• **Description of the task**:
Return each line holding the string "ylabel".

• **Dataset entries**:
-- begin --
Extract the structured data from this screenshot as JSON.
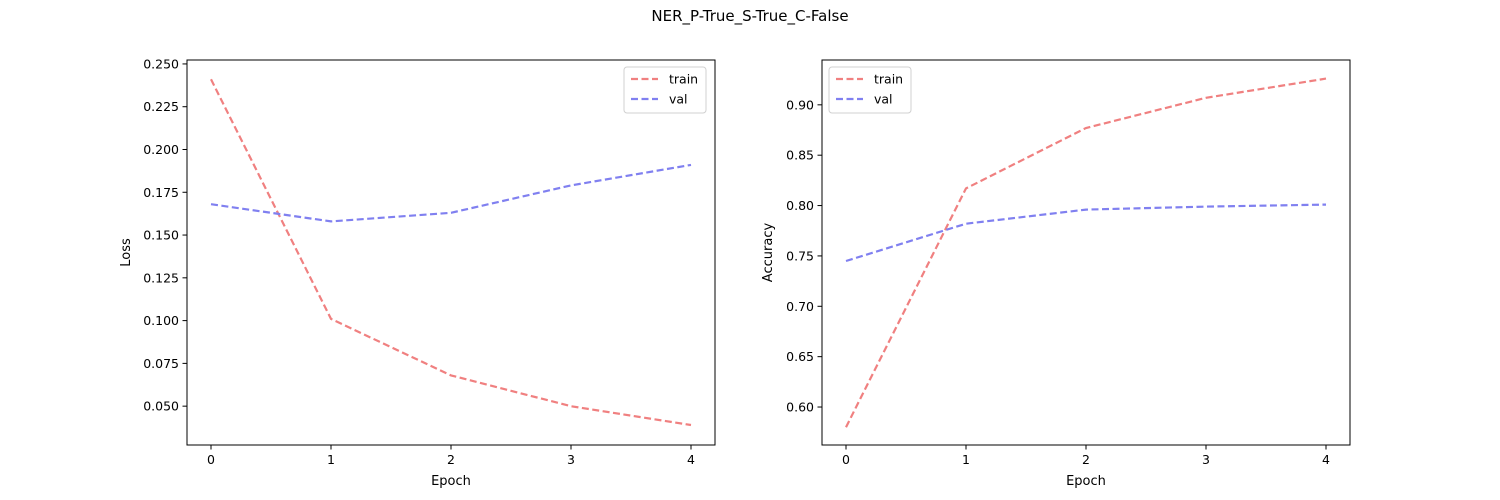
{
  "figure": {
    "title": "NER_P-True_S-True_C-False"
  },
  "chart_data": [
    {
      "type": "line",
      "xlabel": "Epoch",
      "ylabel": "Loss",
      "x": [
        0,
        1,
        2,
        3,
        4
      ],
      "xticks": [
        "0",
        "1",
        "2",
        "3",
        "4"
      ],
      "xlim": [
        -0.2,
        4.2
      ],
      "yticks": [
        0.05,
        0.075,
        0.1,
        0.125,
        0.15,
        0.175,
        0.2,
        0.225,
        0.25
      ],
      "ytick_labels": [
        "0.050",
        "0.075",
        "0.100",
        "0.125",
        "0.150",
        "0.175",
        "0.200",
        "0.225",
        "0.250"
      ],
      "ylim": [
        0.0273,
        0.2523
      ],
      "legend": "top-right",
      "grid": false,
      "series": [
        {
          "name": "train",
          "color": "#f08080",
          "values": [
            0.241,
            0.101,
            0.068,
            0.05,
            0.039
          ]
        },
        {
          "name": "val",
          "color": "#8080f0",
          "values": [
            0.168,
            0.158,
            0.163,
            0.179,
            0.191
          ]
        }
      ]
    },
    {
      "type": "line",
      "xlabel": "Epoch",
      "ylabel": "Accuracy",
      "x": [
        0,
        1,
        2,
        3,
        4
      ],
      "xticks": [
        "0",
        "1",
        "2",
        "3",
        "4"
      ],
      "xlim": [
        -0.2,
        4.2
      ],
      "yticks": [
        0.6,
        0.65,
        0.7,
        0.75,
        0.8,
        0.85,
        0.9
      ],
      "ytick_labels": [
        "0.60",
        "0.65",
        "0.70",
        "0.75",
        "0.80",
        "0.85",
        "0.90"
      ],
      "ylim": [
        0.5623,
        0.9445
      ],
      "legend": "top-left",
      "grid": false,
      "series": [
        {
          "name": "train",
          "color": "#f08080",
          "values": [
            0.58,
            0.817,
            0.877,
            0.907,
            0.926
          ]
        },
        {
          "name": "val",
          "color": "#8080f0",
          "values": [
            0.745,
            0.782,
            0.796,
            0.799,
            0.801
          ]
        }
      ]
    }
  ]
}
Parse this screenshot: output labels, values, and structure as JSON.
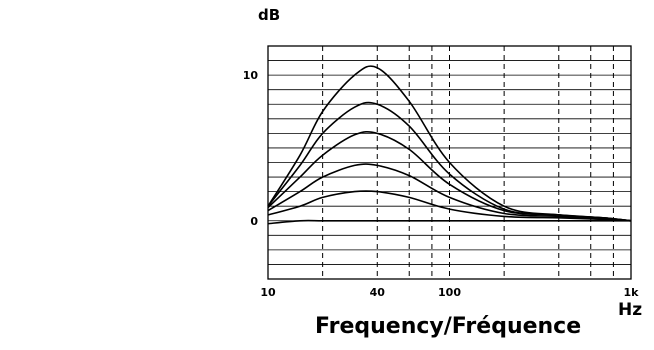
{
  "chart_data": {
    "type": "line",
    "xlabel": "Frequency/Fréquence",
    "ylabel": "dB",
    "x_unit": "Hz",
    "x_scale": "log",
    "xlim": [
      10,
      1000
    ],
    "ylim": [
      -4,
      12
    ],
    "x_tick_labels": [
      {
        "value": 10,
        "label": "10"
      },
      {
        "value": 40,
        "label": "40"
      },
      {
        "value": 100,
        "label": "100"
      },
      {
        "value": 1000,
        "label": "1k"
      }
    ],
    "y_tick_labels": [
      {
        "value": 10,
        "label": "10"
      },
      {
        "value": 0,
        "label": "0"
      }
    ],
    "x_gridlines": [
      20,
      40,
      60,
      80,
      100,
      200,
      400,
      600,
      800
    ],
    "y_gridlines": [
      -4,
      -3,
      -2,
      -1,
      0,
      1,
      2,
      3,
      4,
      5,
      6,
      7,
      8,
      9,
      10,
      11,
      12
    ],
    "grid": true,
    "x": [
      10,
      15,
      20,
      30,
      40,
      60,
      100,
      200,
      400,
      700,
      1000
    ],
    "series": [
      {
        "values": [
          1.0,
          4.5,
          7.5,
          10.0,
          10.5,
          8.2,
          4.0,
          1.0,
          0.4,
          0.2,
          0.0
        ]
      },
      {
        "values": [
          1.0,
          3.8,
          6.0,
          7.8,
          8.0,
          6.5,
          3.2,
          0.8,
          0.4,
          0.2,
          0.0
        ]
      },
      {
        "values": [
          0.9,
          3.0,
          4.5,
          5.9,
          6.0,
          4.9,
          2.5,
          0.7,
          0.4,
          0.2,
          0.0
        ]
      },
      {
        "values": [
          0.7,
          2.0,
          3.0,
          3.8,
          3.8,
          3.1,
          1.6,
          0.5,
          0.3,
          0.1,
          0.0
        ]
      },
      {
        "values": [
          0.4,
          1.0,
          1.6,
          2.0,
          2.0,
          1.6,
          0.8,
          0.3,
          0.2,
          0.1,
          0.0
        ]
      },
      {
        "values": [
          -0.2,
          0.0,
          0.0,
          0.0,
          0.0,
          0.0,
          0.0,
          0.0,
          0.0,
          0.0,
          0.0
        ]
      }
    ]
  }
}
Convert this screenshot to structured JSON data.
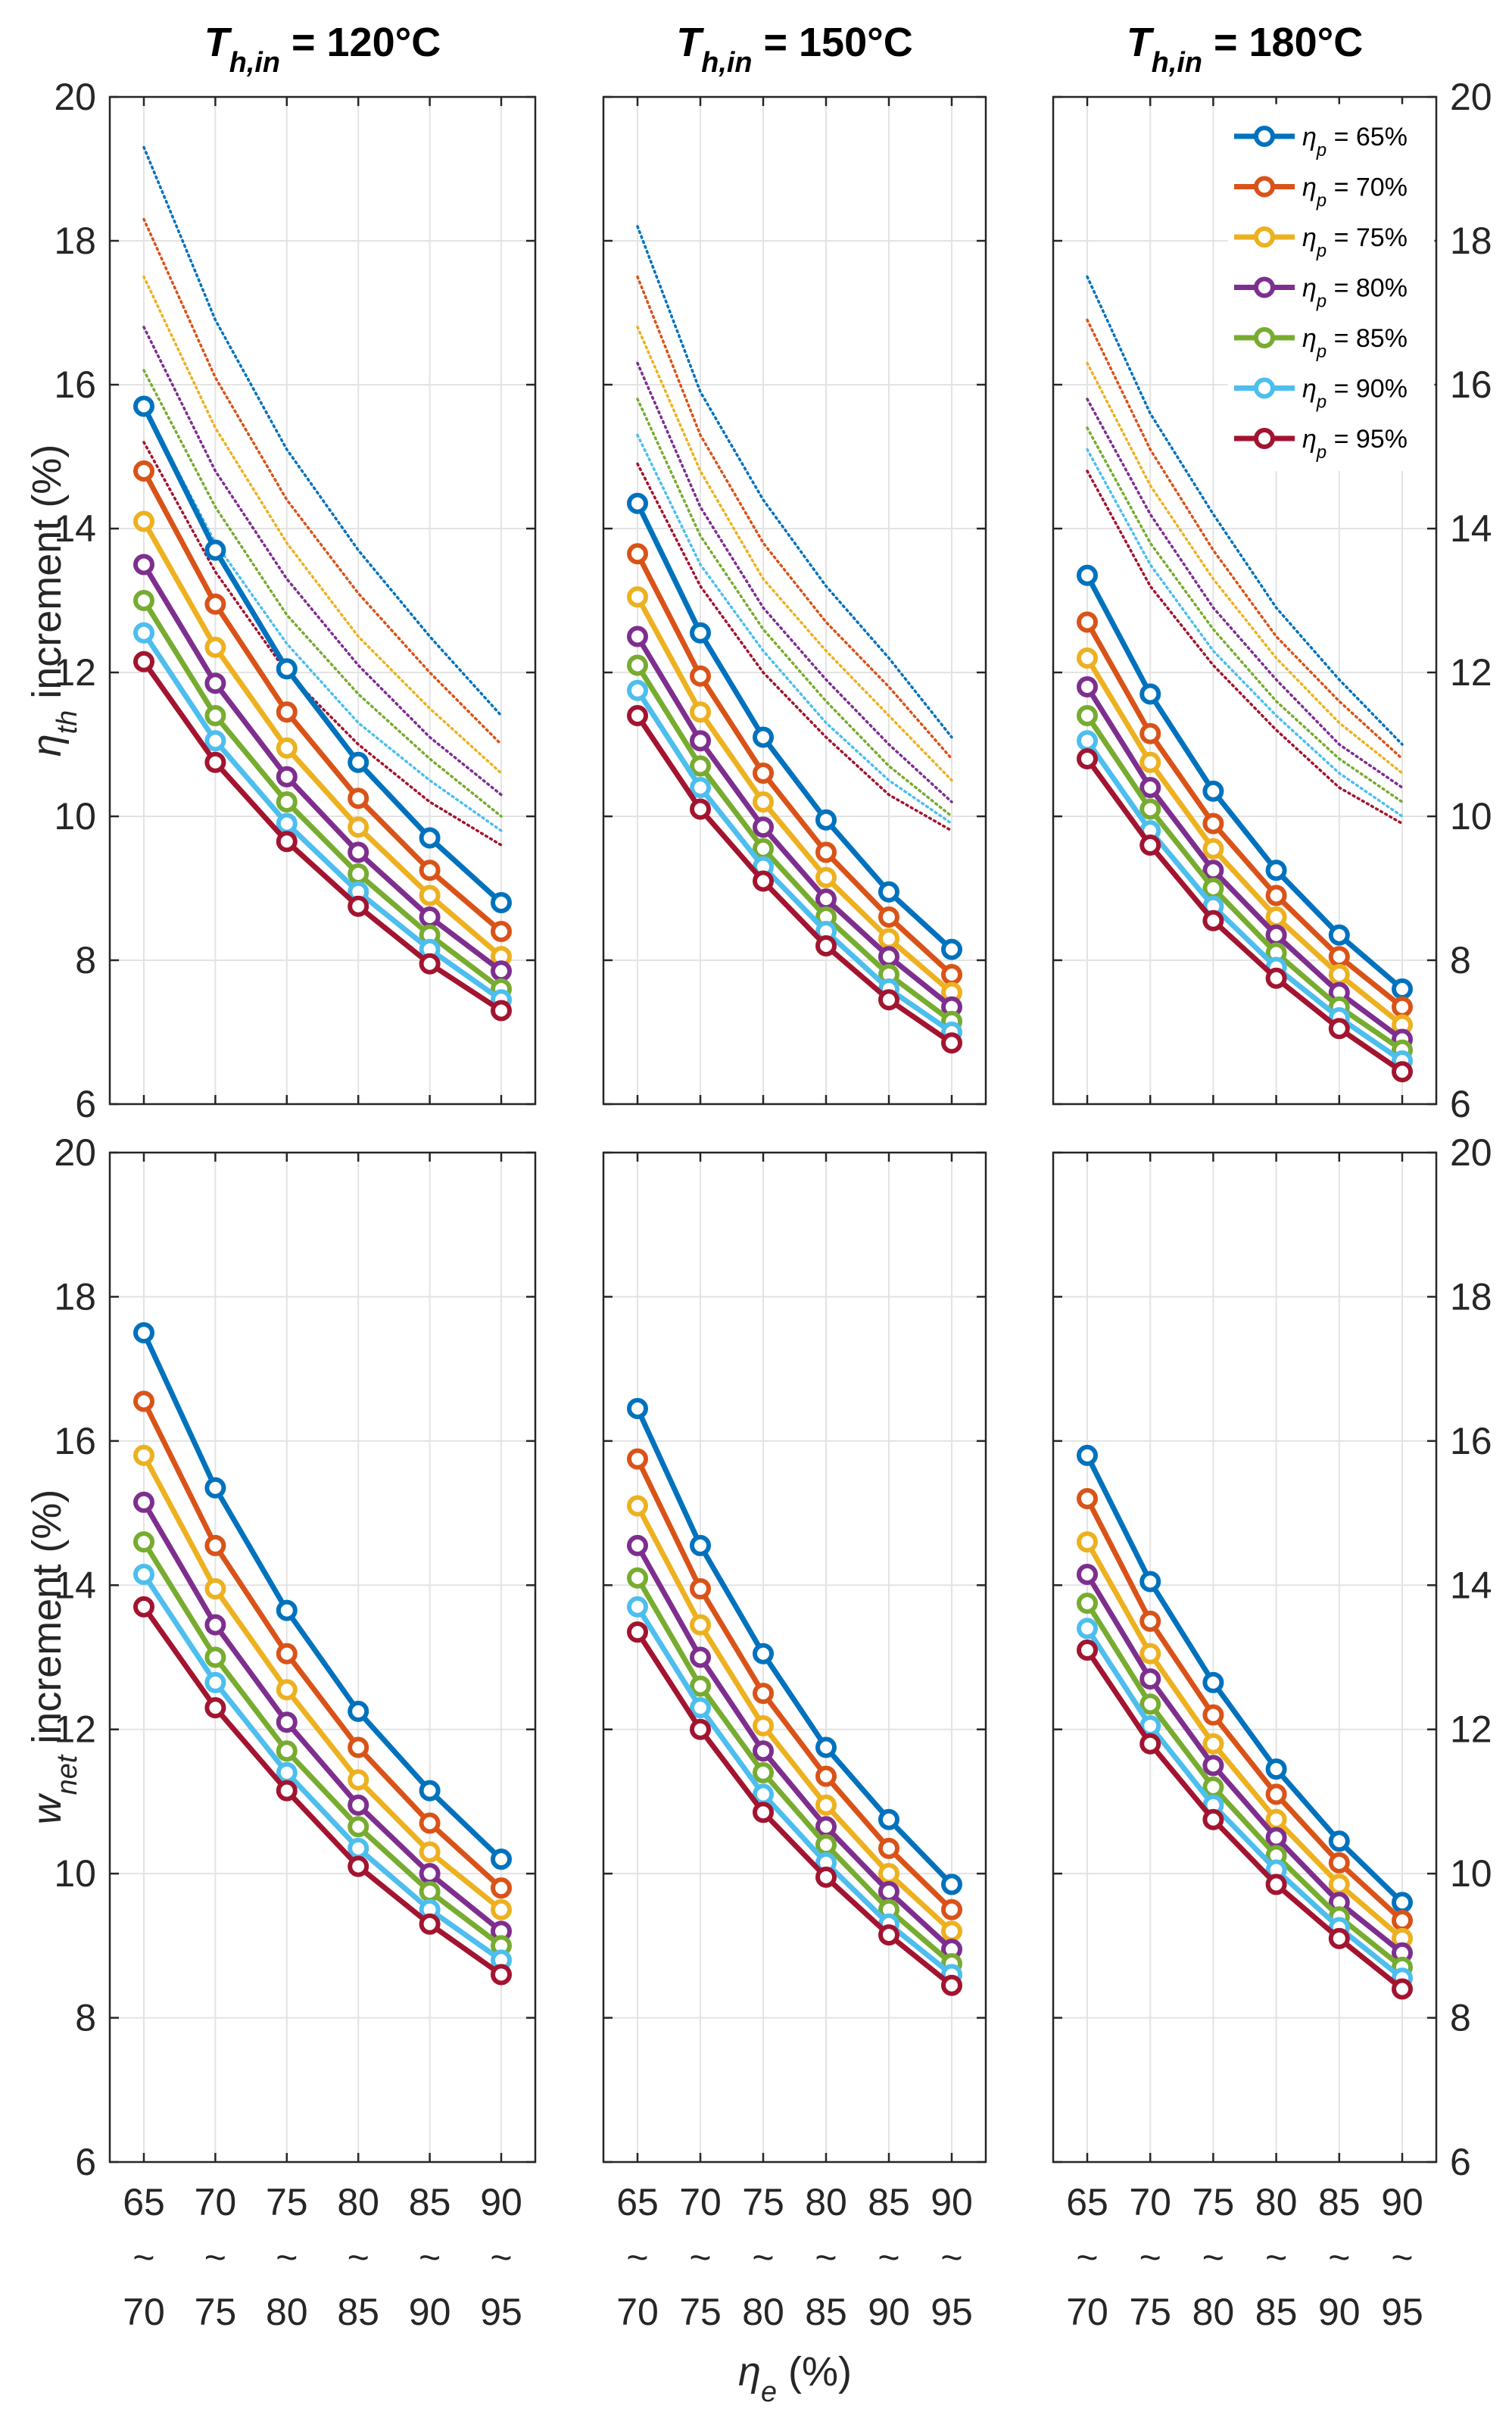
{
  "chart_data": {
    "type": "line",
    "x_tick_top": [
      "65",
      "70",
      "75",
      "80",
      "85",
      "90"
    ],
    "x_tick_mid": [
      "~",
      "~",
      "~",
      "~",
      "~",
      "~"
    ],
    "x_tick_bot": [
      "70",
      "75",
      "80",
      "85",
      "90",
      "95"
    ],
    "x_label": {
      "sym": "η",
      "sub": "e",
      "rest": " (%)"
    },
    "y_label_top": {
      "sym": "η",
      "sub": "th",
      "rest": " increment (%)"
    },
    "y_label_bottom": {
      "sym": "w",
      "sub": "net",
      "rest": " increment (%)"
    },
    "ylim": [
      6,
      20
    ],
    "yticks": [
      6,
      8,
      10,
      12,
      14,
      16,
      18,
      20
    ],
    "grid": true,
    "legend": {
      "placement": "top-right",
      "prefix": "η",
      "sub": "p",
      "labels": [
        " = 65%",
        " = 70%",
        " = 75%",
        " = 80%",
        " = 85%",
        " = 90%",
        " = 95%"
      ]
    },
    "colors": [
      "#0072BD",
      "#D95319",
      "#EDB120",
      "#7E2F8E",
      "#77AC30",
      "#4DBEEE",
      "#A2142F"
    ],
    "panels": [
      {
        "title": {
          "sym": "T",
          "sub": "h,in",
          "rest": " = 120°C"
        },
        "top": {
          "solid": [
            [
              15.7,
              13.7,
              12.05,
              10.75,
              9.7,
              8.8
            ],
            [
              14.8,
              12.95,
              11.45,
              10.25,
              9.25,
              8.4
            ],
            [
              14.1,
              12.35,
              10.95,
              9.85,
              8.9,
              8.05
            ],
            [
              13.5,
              11.85,
              10.55,
              9.5,
              8.6,
              7.85
            ],
            [
              13.0,
              11.4,
              10.2,
              9.2,
              8.35,
              7.6
            ],
            [
              12.55,
              11.05,
              9.9,
              8.95,
              8.15,
              7.45
            ],
            [
              12.15,
              10.75,
              9.65,
              8.75,
              7.95,
              7.3
            ]
          ],
          "dotted": [
            [
              19.3,
              16.9,
              15.1,
              13.7,
              12.5,
              11.4
            ],
            [
              18.3,
              16.1,
              14.4,
              13.1,
              12.0,
              11.0
            ],
            [
              17.5,
              15.4,
              13.8,
              12.5,
              11.5,
              10.6
            ],
            [
              16.8,
              14.8,
              13.3,
              12.1,
              11.1,
              10.3
            ],
            [
              16.2,
              14.3,
              12.8,
              11.7,
              10.8,
              10.0
            ],
            [
              15.7,
              13.8,
              12.4,
              11.3,
              10.5,
              9.8
            ],
            [
              15.2,
              13.4,
              12.0,
              11.0,
              10.2,
              9.6
            ]
          ]
        },
        "bottom": {
          "solid": [
            [
              17.5,
              15.35,
              13.65,
              12.25,
              11.15,
              10.2
            ],
            [
              16.55,
              14.55,
              13.05,
              11.75,
              10.7,
              9.8
            ],
            [
              15.8,
              13.95,
              12.55,
              11.3,
              10.3,
              9.5
            ],
            [
              15.15,
              13.45,
              12.1,
              10.95,
              10.0,
              9.2
            ],
            [
              14.6,
              13.0,
              11.7,
              10.65,
              9.75,
              9.0
            ],
            [
              14.15,
              12.65,
              11.4,
              10.35,
              9.5,
              8.8
            ],
            [
              13.7,
              12.3,
              11.15,
              10.1,
              9.3,
              8.6
            ]
          ]
        }
      },
      {
        "title": {
          "sym": "T",
          "sub": "h,in",
          "rest": " = 150°C"
        },
        "top": {
          "solid": [
            [
              14.35,
              12.55,
              11.1,
              9.95,
              8.95,
              8.15
            ],
            [
              13.65,
              11.95,
              10.6,
              9.5,
              8.6,
              7.8
            ],
            [
              13.05,
              11.45,
              10.2,
              9.15,
              8.3,
              7.55
            ],
            [
              12.5,
              11.05,
              9.85,
              8.85,
              8.05,
              7.35
            ],
            [
              12.1,
              10.7,
              9.55,
              8.6,
              7.8,
              7.15
            ],
            [
              11.75,
              10.4,
              9.3,
              8.4,
              7.6,
              7.0
            ],
            [
              11.4,
              10.1,
              9.1,
              8.2,
              7.45,
              6.85
            ]
          ],
          "dotted": [
            [
              18.2,
              15.9,
              14.4,
              13.2,
              12.2,
              11.1
            ],
            [
              17.5,
              15.3,
              13.8,
              12.7,
              11.8,
              10.8
            ],
            [
              16.8,
              14.8,
              13.3,
              12.3,
              11.4,
              10.5
            ],
            [
              16.3,
              14.3,
              12.9,
              11.9,
              11.0,
              10.2
            ],
            [
              15.8,
              13.9,
              12.6,
              11.6,
              10.7,
              10.0
            ],
            [
              15.3,
              13.5,
              12.3,
              11.3,
              10.5,
              9.9
            ],
            [
              14.9,
              13.2,
              12.0,
              11.1,
              10.3,
              9.8
            ]
          ]
        },
        "bottom": {
          "solid": [
            [
              16.45,
              14.55,
              13.05,
              11.75,
              10.75,
              9.85
            ],
            [
              15.75,
              13.95,
              12.5,
              11.35,
              10.35,
              9.5
            ],
            [
              15.1,
              13.45,
              12.05,
              10.95,
              10.0,
              9.2
            ],
            [
              14.55,
              13.0,
              11.7,
              10.65,
              9.75,
              8.95
            ],
            [
              14.1,
              12.6,
              11.4,
              10.4,
              9.5,
              8.75
            ],
            [
              13.7,
              12.3,
              11.1,
              10.15,
              9.3,
              8.6
            ],
            [
              13.35,
              12.0,
              10.85,
              9.95,
              9.15,
              8.45
            ]
          ]
        }
      },
      {
        "title": {
          "sym": "T",
          "sub": "h,in",
          "rest": " = 180°C"
        },
        "top": {
          "solid": [
            [
              13.35,
              11.7,
              10.35,
              9.25,
              8.35,
              7.6
            ],
            [
              12.7,
              11.15,
              9.9,
              8.9,
              8.05,
              7.35
            ],
            [
              12.2,
              10.75,
              9.55,
              8.6,
              7.8,
              7.1
            ],
            [
              11.8,
              10.4,
              9.25,
              8.35,
              7.55,
              6.9
            ],
            [
              11.4,
              10.1,
              9.0,
              8.1,
              7.35,
              6.75
            ],
            [
              11.05,
              9.8,
              8.75,
              7.9,
              7.2,
              6.6
            ],
            [
              10.8,
              9.6,
              8.55,
              7.75,
              7.05,
              6.45
            ]
          ],
          "dotted": [
            [
              17.5,
              15.6,
              14.2,
              12.9,
              11.9,
              11.0
            ],
            [
              16.9,
              15.1,
              13.7,
              12.5,
              11.6,
              10.8
            ],
            [
              16.3,
              14.6,
              13.3,
              12.2,
              11.3,
              10.6
            ],
            [
              15.8,
              14.2,
              12.9,
              11.9,
              11.0,
              10.4
            ],
            [
              15.4,
              13.8,
              12.6,
              11.6,
              10.8,
              10.2
            ],
            [
              15.1,
              13.5,
              12.3,
              11.4,
              10.6,
              10.0
            ],
            [
              14.8,
              13.2,
              12.1,
              11.2,
              10.4,
              9.9
            ]
          ]
        },
        "bottom": {
          "solid": [
            [
              15.8,
              14.05,
              12.65,
              11.45,
              10.45,
              9.6
            ],
            [
              15.2,
              13.5,
              12.2,
              11.1,
              10.15,
              9.35
            ],
            [
              14.6,
              13.05,
              11.8,
              10.75,
              9.85,
              9.1
            ],
            [
              14.15,
              12.7,
              11.5,
              10.5,
              9.6,
              8.9
            ],
            [
              13.75,
              12.35,
              11.2,
              10.25,
              9.4,
              8.7
            ],
            [
              13.4,
              12.05,
              10.95,
              10.05,
              9.25,
              8.55
            ],
            [
              13.1,
              11.8,
              10.75,
              9.85,
              9.1,
              8.4
            ]
          ]
        }
      }
    ]
  }
}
-- end --
• **Result of the task**:
      "ylabel": "Loss",
      "ylabel": "Accuracy",
    "ylabel": "dB",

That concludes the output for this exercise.